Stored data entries

_ _ _

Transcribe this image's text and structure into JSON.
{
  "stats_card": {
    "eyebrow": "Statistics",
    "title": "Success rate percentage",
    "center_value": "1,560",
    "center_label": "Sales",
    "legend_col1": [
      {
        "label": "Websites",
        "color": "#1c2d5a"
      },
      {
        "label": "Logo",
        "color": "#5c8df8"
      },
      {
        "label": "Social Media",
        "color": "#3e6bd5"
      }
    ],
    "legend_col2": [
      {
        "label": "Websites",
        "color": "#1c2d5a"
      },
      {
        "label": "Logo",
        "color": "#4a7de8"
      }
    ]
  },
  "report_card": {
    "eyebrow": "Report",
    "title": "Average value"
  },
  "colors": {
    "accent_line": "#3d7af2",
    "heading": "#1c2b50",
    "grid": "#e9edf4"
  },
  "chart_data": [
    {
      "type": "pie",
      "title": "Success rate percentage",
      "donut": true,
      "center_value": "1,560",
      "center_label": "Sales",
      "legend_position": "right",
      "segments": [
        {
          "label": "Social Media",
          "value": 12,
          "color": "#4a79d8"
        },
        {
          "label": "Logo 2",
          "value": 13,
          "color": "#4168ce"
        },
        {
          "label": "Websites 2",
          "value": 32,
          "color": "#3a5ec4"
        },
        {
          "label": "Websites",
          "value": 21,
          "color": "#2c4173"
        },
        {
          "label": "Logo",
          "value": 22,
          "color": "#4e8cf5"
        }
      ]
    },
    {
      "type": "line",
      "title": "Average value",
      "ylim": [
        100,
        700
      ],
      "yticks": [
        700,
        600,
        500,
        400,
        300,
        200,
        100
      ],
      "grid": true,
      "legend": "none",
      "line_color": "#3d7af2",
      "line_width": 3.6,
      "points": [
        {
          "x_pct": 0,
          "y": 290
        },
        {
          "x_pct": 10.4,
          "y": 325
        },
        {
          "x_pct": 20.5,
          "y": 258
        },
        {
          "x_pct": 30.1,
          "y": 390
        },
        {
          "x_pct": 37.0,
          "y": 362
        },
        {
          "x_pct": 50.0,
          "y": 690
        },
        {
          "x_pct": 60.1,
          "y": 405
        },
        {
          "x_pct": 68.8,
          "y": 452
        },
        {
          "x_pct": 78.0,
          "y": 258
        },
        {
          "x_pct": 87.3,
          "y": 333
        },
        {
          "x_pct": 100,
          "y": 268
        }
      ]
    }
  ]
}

_ _ _

AIM OF THE EXERCISE
Search the listing for the string "rate". Copy each line where it turns up.

ANSWER TO THE EXERCISE
    "title": "Success rate percentage",
      "title": "Success rate percentage",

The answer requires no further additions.